-- start of Entries --

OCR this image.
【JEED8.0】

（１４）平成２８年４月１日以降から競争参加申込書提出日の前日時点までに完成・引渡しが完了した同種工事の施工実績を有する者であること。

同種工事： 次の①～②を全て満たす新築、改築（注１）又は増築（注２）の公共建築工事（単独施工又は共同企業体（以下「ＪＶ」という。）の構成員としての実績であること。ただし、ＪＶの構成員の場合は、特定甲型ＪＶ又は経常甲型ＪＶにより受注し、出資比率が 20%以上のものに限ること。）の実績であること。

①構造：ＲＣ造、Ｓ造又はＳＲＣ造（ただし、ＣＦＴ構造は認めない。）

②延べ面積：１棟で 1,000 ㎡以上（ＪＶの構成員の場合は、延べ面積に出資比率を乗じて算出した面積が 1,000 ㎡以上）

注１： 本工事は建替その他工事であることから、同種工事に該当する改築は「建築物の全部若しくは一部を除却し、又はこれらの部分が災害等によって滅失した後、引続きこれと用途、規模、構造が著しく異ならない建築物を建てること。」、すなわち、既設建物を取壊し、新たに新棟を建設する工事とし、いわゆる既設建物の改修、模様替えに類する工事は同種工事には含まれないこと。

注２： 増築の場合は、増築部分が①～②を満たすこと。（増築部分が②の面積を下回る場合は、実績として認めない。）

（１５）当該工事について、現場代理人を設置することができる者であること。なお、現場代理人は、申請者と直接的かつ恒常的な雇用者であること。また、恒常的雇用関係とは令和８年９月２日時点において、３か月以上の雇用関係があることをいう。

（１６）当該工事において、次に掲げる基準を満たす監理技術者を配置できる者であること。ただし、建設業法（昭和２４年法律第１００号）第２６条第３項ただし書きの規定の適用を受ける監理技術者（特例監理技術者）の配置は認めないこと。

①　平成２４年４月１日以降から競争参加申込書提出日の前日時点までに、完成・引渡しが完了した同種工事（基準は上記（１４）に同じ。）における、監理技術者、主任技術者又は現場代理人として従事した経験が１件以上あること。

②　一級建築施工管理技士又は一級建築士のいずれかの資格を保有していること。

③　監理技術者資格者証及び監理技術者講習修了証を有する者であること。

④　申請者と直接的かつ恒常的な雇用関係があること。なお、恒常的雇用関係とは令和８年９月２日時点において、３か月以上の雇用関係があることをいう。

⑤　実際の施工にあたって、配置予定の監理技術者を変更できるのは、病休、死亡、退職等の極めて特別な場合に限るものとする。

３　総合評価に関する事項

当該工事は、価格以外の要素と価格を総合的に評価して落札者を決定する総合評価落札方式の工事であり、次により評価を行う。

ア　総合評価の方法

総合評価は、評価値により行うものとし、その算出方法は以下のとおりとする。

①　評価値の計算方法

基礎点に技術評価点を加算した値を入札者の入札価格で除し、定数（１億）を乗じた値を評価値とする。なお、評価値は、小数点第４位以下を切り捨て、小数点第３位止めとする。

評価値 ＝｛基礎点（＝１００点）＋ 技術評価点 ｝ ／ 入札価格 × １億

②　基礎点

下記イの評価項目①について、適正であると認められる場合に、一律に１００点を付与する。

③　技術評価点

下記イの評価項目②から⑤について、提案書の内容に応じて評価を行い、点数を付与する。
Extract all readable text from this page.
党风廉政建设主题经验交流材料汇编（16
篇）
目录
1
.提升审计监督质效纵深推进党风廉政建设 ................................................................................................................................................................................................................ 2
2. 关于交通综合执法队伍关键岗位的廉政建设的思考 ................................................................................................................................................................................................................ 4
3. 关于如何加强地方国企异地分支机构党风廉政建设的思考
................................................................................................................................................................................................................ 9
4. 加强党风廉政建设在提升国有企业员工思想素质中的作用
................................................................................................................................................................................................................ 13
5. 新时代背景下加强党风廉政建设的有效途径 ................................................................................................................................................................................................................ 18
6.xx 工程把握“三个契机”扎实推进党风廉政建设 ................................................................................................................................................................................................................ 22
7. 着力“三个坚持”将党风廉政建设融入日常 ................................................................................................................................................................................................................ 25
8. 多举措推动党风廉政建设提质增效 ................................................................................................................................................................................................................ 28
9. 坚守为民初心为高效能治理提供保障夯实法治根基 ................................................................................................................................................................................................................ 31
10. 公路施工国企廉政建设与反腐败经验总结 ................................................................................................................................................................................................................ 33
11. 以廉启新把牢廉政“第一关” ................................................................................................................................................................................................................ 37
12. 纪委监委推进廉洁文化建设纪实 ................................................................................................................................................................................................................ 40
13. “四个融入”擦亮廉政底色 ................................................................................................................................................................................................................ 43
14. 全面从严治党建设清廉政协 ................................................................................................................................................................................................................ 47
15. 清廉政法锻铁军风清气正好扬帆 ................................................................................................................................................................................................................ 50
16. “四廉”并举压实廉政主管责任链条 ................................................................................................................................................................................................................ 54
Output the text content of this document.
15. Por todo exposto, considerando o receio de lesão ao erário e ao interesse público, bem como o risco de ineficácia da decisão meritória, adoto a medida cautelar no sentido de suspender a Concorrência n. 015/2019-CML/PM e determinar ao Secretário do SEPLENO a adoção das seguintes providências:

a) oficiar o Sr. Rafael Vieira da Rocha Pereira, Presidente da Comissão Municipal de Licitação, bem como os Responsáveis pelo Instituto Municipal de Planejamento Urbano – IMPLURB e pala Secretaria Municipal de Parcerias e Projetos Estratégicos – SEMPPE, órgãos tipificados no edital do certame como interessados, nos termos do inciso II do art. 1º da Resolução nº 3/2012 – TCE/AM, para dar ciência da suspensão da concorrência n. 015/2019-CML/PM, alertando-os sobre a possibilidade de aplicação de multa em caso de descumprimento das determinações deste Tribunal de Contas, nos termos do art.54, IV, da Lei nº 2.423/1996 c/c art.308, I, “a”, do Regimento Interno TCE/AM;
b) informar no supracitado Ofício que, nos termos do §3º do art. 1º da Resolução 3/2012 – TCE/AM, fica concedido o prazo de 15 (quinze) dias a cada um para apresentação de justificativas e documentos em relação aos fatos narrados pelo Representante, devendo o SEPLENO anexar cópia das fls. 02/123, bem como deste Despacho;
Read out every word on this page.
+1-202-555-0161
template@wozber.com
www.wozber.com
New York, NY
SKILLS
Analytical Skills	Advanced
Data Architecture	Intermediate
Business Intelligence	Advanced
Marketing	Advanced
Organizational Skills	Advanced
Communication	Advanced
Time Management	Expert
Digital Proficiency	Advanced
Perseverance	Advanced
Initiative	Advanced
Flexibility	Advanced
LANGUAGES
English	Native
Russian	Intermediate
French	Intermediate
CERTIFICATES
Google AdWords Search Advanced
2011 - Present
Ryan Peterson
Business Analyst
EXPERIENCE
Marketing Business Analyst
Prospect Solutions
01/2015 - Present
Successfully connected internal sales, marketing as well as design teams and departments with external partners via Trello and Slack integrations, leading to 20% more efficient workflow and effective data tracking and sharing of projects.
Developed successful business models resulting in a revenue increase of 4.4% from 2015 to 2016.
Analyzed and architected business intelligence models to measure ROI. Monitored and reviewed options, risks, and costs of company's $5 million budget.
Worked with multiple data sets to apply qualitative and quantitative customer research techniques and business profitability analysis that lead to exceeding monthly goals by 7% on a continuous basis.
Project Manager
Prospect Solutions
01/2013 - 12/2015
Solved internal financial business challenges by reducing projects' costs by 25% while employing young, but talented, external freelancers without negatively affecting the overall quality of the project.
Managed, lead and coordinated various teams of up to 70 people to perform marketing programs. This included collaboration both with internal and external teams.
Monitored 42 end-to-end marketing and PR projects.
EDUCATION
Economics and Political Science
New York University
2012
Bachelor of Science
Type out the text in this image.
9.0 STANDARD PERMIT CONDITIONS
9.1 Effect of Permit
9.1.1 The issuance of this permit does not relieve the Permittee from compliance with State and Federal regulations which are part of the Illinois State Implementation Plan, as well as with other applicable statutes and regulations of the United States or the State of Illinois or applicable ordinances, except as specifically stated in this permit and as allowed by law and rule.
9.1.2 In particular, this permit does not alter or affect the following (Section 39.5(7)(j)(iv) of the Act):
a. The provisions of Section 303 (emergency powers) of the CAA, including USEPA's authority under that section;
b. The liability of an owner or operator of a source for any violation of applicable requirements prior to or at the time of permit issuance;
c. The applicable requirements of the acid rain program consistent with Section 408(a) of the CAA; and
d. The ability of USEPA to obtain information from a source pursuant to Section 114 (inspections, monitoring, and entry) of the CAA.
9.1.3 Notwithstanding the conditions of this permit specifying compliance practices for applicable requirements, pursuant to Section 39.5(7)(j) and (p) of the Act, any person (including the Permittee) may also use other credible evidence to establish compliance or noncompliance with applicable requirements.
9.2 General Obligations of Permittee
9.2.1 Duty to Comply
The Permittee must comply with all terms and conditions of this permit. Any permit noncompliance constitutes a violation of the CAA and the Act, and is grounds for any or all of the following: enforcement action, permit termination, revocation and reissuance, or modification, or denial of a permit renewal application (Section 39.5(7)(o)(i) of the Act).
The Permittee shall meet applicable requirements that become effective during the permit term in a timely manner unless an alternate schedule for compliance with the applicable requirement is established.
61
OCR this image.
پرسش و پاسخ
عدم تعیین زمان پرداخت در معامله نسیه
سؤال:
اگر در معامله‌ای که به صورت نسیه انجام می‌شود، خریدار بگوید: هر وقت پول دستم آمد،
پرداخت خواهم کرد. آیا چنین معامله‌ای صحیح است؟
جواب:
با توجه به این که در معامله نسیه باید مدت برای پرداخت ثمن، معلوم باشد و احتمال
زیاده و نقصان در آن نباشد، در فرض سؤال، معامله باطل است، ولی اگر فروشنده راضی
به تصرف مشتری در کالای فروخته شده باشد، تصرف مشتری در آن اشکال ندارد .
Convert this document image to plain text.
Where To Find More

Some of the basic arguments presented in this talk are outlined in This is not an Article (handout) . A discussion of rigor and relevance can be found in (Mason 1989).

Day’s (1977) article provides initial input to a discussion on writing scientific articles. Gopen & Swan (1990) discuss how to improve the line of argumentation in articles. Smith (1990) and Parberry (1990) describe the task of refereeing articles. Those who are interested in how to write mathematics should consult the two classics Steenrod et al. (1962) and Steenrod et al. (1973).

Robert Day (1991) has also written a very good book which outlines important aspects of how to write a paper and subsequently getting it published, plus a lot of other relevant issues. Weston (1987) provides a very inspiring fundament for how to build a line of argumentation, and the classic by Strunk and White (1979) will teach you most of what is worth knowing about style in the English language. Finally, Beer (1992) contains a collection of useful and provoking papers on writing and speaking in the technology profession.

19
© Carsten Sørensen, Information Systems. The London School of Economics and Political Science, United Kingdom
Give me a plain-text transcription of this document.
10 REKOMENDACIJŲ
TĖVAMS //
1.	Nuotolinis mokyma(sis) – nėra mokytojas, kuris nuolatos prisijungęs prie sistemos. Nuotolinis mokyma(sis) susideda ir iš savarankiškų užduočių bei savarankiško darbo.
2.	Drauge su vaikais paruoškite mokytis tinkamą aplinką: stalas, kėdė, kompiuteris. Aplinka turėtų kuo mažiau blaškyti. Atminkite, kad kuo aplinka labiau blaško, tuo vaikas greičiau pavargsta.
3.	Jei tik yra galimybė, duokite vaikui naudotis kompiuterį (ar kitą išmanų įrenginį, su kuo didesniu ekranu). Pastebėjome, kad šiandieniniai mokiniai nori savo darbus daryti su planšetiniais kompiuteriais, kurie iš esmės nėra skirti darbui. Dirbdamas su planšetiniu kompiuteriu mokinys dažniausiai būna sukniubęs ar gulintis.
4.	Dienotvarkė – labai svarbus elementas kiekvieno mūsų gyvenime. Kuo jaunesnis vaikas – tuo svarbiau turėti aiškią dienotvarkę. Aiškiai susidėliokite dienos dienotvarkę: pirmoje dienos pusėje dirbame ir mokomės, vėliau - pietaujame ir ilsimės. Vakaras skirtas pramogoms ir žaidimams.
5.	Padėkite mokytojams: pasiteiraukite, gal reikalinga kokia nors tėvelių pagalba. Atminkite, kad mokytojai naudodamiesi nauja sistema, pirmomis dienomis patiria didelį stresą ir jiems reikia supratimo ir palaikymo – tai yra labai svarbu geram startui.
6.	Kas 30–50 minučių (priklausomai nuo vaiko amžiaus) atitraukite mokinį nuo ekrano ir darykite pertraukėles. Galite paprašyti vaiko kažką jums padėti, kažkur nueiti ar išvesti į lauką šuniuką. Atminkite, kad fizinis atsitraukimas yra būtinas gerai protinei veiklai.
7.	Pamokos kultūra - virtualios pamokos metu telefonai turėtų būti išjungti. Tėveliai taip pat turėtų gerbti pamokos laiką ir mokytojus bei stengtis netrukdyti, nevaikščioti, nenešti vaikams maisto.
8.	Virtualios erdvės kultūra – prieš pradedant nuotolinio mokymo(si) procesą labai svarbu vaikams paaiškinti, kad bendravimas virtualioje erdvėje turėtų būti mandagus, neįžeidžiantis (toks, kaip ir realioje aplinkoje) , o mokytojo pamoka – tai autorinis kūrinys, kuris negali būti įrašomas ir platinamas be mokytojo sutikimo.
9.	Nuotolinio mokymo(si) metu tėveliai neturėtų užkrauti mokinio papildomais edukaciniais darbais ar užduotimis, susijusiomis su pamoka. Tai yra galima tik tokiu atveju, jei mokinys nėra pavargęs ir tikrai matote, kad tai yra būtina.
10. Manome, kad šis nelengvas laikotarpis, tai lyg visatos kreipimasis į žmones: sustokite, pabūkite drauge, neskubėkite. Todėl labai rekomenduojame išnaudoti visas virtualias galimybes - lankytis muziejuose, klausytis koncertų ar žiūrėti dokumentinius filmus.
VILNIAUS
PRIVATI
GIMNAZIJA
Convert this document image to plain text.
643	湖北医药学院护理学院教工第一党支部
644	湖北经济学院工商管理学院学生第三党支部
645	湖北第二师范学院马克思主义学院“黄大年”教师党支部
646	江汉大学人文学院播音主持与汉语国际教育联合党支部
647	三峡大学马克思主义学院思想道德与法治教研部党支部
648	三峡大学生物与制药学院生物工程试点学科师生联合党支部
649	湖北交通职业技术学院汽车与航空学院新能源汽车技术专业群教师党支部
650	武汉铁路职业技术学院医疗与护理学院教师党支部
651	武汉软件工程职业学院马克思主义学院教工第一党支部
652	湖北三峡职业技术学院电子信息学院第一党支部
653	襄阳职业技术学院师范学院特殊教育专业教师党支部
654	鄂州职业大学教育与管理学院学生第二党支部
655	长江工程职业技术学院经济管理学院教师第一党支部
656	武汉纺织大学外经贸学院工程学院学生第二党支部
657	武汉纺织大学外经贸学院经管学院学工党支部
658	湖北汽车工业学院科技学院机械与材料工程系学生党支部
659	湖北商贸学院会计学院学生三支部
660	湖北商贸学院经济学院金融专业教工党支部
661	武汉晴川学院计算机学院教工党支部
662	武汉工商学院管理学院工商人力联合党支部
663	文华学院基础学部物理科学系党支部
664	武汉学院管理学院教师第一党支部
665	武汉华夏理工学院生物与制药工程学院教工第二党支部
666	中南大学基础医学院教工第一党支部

-- end of Entries --

» **To do**:
Search the data for the string "discussion". List each line that has it.

» **Exercise output**:
Some of the basic arguments presented in this talk are outlined in This is not an Article (handout) . A discussion of rigor and relevance can be found in (Mason 1989).
Day’s (1977) article provides initial input to a discussion on writing scientific articles. Gopen & Swan (1990) discuss how to improve the line of argumentation in articles. Smith (1990) and Parberry (1990) describe the task of refereeing articles. Those who are interested in how to write mathematics should consult the two classics Steenrod et al. (1962) and Steenrod et al. (1973).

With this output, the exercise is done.